» What the exercise asks
Give the entries again exactly, every one of them.

» The input
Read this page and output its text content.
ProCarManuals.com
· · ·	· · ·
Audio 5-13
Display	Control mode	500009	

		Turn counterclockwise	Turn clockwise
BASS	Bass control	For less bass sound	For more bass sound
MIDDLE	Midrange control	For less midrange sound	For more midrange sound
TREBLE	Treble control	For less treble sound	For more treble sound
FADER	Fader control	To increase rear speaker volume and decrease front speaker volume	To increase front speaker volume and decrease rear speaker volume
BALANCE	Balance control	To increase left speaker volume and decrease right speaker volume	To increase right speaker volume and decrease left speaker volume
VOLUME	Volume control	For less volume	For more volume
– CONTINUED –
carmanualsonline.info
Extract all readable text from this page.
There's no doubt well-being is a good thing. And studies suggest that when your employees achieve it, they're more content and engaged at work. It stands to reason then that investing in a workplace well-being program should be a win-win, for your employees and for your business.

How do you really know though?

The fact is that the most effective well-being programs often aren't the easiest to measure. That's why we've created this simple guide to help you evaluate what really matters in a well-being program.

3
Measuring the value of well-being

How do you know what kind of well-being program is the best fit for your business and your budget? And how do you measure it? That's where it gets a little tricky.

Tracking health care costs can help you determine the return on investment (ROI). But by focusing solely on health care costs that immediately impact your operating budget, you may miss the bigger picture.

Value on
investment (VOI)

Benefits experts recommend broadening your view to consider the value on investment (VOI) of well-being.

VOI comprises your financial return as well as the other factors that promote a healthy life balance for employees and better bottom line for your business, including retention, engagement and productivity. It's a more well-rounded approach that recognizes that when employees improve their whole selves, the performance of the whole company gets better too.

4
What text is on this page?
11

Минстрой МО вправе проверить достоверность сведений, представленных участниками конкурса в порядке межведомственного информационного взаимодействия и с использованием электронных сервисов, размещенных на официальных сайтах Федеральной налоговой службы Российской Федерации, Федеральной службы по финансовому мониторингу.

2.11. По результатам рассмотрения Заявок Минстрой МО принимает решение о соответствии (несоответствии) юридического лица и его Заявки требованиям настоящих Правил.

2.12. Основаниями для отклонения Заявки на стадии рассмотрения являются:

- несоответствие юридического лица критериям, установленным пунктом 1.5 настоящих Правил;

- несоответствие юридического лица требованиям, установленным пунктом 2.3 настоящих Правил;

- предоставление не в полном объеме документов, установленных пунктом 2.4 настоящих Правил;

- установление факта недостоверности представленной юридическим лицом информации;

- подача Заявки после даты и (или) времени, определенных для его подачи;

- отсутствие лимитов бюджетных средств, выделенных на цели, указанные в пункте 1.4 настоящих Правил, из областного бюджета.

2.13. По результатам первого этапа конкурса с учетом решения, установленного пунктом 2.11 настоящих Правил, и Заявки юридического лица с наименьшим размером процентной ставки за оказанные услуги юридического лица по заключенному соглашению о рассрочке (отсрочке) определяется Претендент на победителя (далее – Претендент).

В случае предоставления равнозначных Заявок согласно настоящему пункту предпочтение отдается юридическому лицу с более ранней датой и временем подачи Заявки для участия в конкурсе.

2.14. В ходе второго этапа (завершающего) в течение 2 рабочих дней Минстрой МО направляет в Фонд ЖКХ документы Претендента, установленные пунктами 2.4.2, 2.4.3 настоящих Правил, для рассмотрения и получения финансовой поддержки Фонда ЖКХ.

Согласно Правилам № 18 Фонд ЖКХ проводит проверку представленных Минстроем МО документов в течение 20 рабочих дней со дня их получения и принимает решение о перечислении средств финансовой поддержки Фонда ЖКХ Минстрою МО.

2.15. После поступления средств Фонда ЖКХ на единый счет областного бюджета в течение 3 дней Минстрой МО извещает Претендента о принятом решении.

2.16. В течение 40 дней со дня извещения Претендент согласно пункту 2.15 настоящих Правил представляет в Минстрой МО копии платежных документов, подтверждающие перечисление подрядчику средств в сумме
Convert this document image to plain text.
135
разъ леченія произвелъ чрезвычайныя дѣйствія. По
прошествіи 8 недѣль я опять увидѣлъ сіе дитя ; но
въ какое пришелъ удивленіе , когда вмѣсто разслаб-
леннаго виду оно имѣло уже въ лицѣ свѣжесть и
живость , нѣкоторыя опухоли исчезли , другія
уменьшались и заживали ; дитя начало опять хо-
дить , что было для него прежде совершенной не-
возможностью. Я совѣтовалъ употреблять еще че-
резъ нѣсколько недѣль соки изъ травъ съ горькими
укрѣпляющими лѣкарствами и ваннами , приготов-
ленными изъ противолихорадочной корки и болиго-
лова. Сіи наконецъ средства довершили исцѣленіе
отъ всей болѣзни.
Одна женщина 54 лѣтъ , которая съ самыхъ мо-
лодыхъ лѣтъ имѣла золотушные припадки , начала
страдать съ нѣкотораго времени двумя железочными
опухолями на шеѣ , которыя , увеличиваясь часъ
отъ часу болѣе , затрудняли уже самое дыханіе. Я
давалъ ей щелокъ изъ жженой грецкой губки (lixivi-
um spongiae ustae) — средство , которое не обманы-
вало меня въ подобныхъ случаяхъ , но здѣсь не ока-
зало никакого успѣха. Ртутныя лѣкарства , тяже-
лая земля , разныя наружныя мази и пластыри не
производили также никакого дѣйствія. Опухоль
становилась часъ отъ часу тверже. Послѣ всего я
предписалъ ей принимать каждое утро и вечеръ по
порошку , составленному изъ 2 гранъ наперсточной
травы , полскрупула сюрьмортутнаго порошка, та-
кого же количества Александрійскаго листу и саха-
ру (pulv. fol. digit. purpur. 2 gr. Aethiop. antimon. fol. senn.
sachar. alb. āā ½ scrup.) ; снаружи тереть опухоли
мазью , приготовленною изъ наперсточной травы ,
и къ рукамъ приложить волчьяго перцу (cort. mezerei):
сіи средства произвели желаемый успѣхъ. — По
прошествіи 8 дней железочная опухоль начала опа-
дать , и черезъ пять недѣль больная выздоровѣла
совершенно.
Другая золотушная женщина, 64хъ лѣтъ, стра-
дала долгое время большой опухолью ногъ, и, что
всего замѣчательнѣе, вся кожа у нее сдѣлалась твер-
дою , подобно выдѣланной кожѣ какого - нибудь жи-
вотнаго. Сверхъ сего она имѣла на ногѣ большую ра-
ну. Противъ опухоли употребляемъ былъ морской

» Written solution
Read this page and output its text content.
ProCarManuals.com
· · ·	· · ·
Audio 5-13
Display	Control mode	500009	

		Turn counterclockwise	Turn clockwise
BASS	Bass control	For less bass sound	For more bass sound
MIDDLE	Midrange control	For less midrange sound	For more midrange sound
TREBLE	Treble control	For less treble sound	For more treble sound
FADER	Fader control	To increase rear speaker volume and decrease front speaker volume	To increase front speaker volume and decrease rear speaker volume
BALANCE	Balance control	To increase left speaker volume and decrease right speaker volume	To increase right speaker volume and decrease left speaker volume
VOLUME	Volume control	For less volume	For more volume
– CONTINUED –
carmanualsonline.info
Extract all readable text from this page.
There's no doubt well-being is a good thing. And studies suggest that when your employees achieve it, they're more content and engaged at work. It stands to reason then that investing in a workplace well-being program should be a win-win, for your employees and for your business.

How do you really know though?

The fact is that the most effective well-being programs often aren't the easiest to measure. That's why we've created this simple guide to help you evaluate what really matters in a well-being program.

3
Measuring the value of well-being

How do you know what kind of well-being program is the best fit for your business and your budget? And how do you measure it? That's where it gets a little tricky.

Tracking health care costs can help you determine the return on investment (ROI). But by focusing solely on health care costs that immediately impact your operating budget, you may miss the bigger picture.

Value on
investment (VOI)

Benefits experts recommend broadening your view to consider the value on investment (VOI) of well-being.

VOI comprises your financial return as well as the other factors that promote a healthy life balance for employees and better bottom line for your business, including retention, engagement and productivity. It's a more well-rounded approach that recognizes that when employees improve their whole selves, the performance of the whole company gets better too.

4
What text is on this page?
11

Минстрой МО вправе проверить достоверность сведений, представленных участниками конкурса в порядке межведомственного информационного взаимодействия и с использованием электронных сервисов, размещенных на официальных сайтах Федеральной налоговой службы Российской Федерации, Федеральной службы по финансовому мониторингу.

2.11. По результатам рассмотрения Заявок Минстрой МО принимает решение о соответствии (несоответствии) юридического лица и его Заявки требованиям настоящих Правил.

2.12. Основаниями для отклонения Заявки на стадии рассмотрения являются:

- несоответствие юридического лица критериям, установленным пунктом 1.5 настоящих Правил;

- несоответствие юридического лица требованиям, установленным пунктом 2.3 настоящих Правил;

- предоставление не в полном объеме документов, установленных пунктом 2.4 настоящих Правил;

- установление факта недостоверности представленной юридическим лицом информации;

- подача Заявки после даты и (или) времени, определенных для его подачи;

- отсутствие лимитов бюджетных средств, выделенных на цели, указанные в пункте 1.4 настоящих Правил, из областного бюджета.

2.13. По результатам первого этапа конкурса с учетом решения, установленного пунктом 2.11 настоящих Правил, и Заявки юридического лица с наименьшим размером процентной ставки за оказанные услуги юридического лица по заключенному соглашению о рассрочке (отсрочке) определяется Претендент на победителя (далее – Претендент).

В случае предоставления равнозначных Заявок согласно настоящему пункту предпочтение отдается юридическому лицу с более ранней датой и временем подачи Заявки для участия в конкурсе.

2.14. В ходе второго этапа (завершающего) в течение 2 рабочих дней Минстрой МО направляет в Фонд ЖКХ документы Претендента, установленные пунктами 2.4.2, 2.4.3 настоящих Правил, для рассмотрения и получения финансовой поддержки Фонда ЖКХ.

Согласно Правилам № 18 Фонд ЖКХ проводит проверку представленных Минстроем МО документов в течение 20 рабочих дней со дня их получения и принимает решение о перечислении средств финансовой поддержки Фонда ЖКХ Минстрою МО.

2.15. После поступления средств Фонда ЖКХ на единый счет областного бюджета в течение 3 дней Минстрой МО извещает Претендента о принятом решении.

2.16. В течение 40 дней со дня извещения Претендент согласно пункту 2.15 настоящих Правил представляет в Минстрой МО копии платежных документов, подтверждающие перечисление подрядчику средств в сумме
Convert this document image to plain text.
135
разъ леченія произвелъ чрезвычайныя дѣйствія. По
прошествіи 8 недѣль я опять увидѣлъ сіе дитя ; но
въ какое пришелъ удивленіе , когда вмѣсто разслаб-
леннаго виду оно имѣло уже въ лицѣ свѣжесть и
живость , нѣкоторыя опухоли исчезли , другія
уменьшались и заживали ; дитя начало опять хо-
дить , что было для него прежде совершенной не-
возможностью. Я совѣтовалъ употреблять еще че-
резъ нѣсколько недѣль соки изъ травъ съ горькими
укрѣпляющими лѣкарствами и ваннами , приготов-
ленными изъ противолихорадочной корки и болиго-
лова. Сіи наконецъ средства довершили исцѣленіе
отъ всей болѣзни.
Одна женщина 54 лѣтъ , которая съ самыхъ мо-
лодыхъ лѣтъ имѣла золотушные припадки , начала
страдать съ нѣкотораго времени двумя железочными
опухолями на шеѣ , которыя , увеличиваясь часъ
отъ часу болѣе , затрудняли уже самое дыханіе. Я
давалъ ей щелокъ изъ жженой грецкой губки (lixivi-
um spongiae ustae) — средство , которое не обманы-
вало меня въ подобныхъ случаяхъ , но здѣсь не ока-
зало никакого успѣха. Ртутныя лѣкарства , тяже-
лая земля , разныя наружныя мази и пластыри не
производили также никакого дѣйствія. Опухоль
становилась часъ отъ часу тверже. Послѣ всего я
предписалъ ей принимать каждое утро и вечеръ по
порошку , составленному изъ 2 гранъ наперсточной
травы , полскрупула сюрьмортутнаго порошка, та-
кого же количества Александрійскаго листу и саха-
ру (pulv. fol. digit. purpur. 2 gr. Aethiop. antimon. fol. senn.
sachar. alb. āā ½ scrup.) ; снаружи тереть опухоли
мазью , приготовленною изъ наперсточной травы ,
и къ рукамъ приложить волчьяго перцу (cort. mezerei):
сіи средства произвели желаемый успѣхъ. — По
прошествіи 8 дней железочная опухоль начала опа-
дать , и черезъ пять недѣль больная выздоровѣла
совершенно.
Другая золотушная женщина, 64хъ лѣтъ, стра-
дала долгое время большой опухолью ногъ, и, что
всего замѣчательнѣе, вся кожа у нее сдѣлалась твер-
дою , подобно выдѣланной кожѣ какого - нибудь жи-
вотнаго. Сверхъ сего она имѣла на ногѣ большую ра-
ну. Противъ опухоли употребляемъ былъ морской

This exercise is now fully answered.